→ Exercise requirements
Copy each line below that includes "test".

→ Stored data
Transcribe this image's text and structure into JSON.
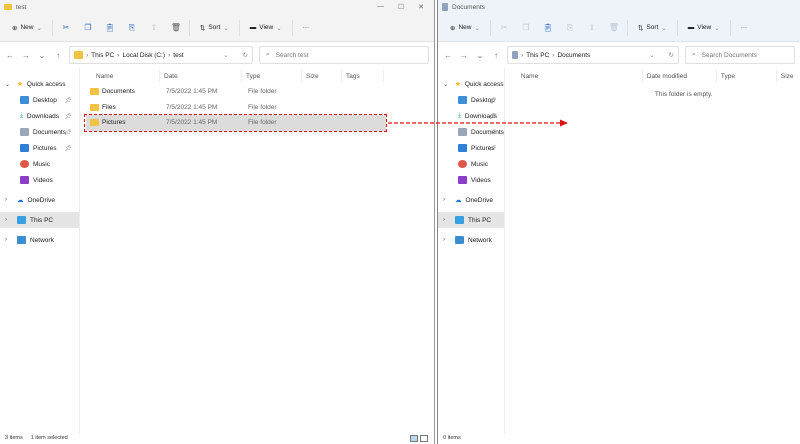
{
  "colors": {
    "accent": "#2a6bc2",
    "arrow": "#e01010",
    "folder": "#f2c343"
  },
  "left": {
    "title": "test",
    "toolbar": {
      "new": "New",
      "sort": "Sort",
      "view": "View",
      "more": "···"
    },
    "crumbs": [
      "This PC",
      "Local Disk (C:)",
      "test"
    ],
    "search_placeholder": "Search test",
    "columns": [
      "Name",
      "Date",
      "Type",
      "Size",
      "Tags"
    ],
    "rows": [
      {
        "name": "Documents",
        "date": "7/5/2022 1:45 PM",
        "type": "File folder"
      },
      {
        "name": "Files",
        "date": "7/5/2022 1:45 PM",
        "type": "File folder"
      },
      {
        "name": "Pictures",
        "date": "7/5/2022 1:45 PM",
        "type": "File folder"
      }
    ],
    "status": {
      "items": "3 items",
      "selected": "1 item selected"
    }
  },
  "right": {
    "title": "Documents",
    "toolbar": {
      "new": "New",
      "sort": "Sort",
      "view": "View",
      "more": "···"
    },
    "crumbs": [
      "This PC",
      "Documents"
    ],
    "search_placeholder": "Search Documents",
    "columns": [
      "Name",
      "Date modified",
      "Type",
      "Size"
    ],
    "empty": "This folder is empty.",
    "status": {
      "items": "0 items"
    }
  },
  "sidebar": {
    "quick_access": "Quick access",
    "desktop": "Desktop",
    "downloads": "Downloads",
    "documents": "Documents",
    "pictures": "Pictures",
    "music": "Music",
    "videos": "Videos",
    "onedrive": "OneDrive",
    "thispc": "This PC",
    "network": "Network"
  }
}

→ Result
    "title": "test",
      "test"
    "search_placeholder": "Search test",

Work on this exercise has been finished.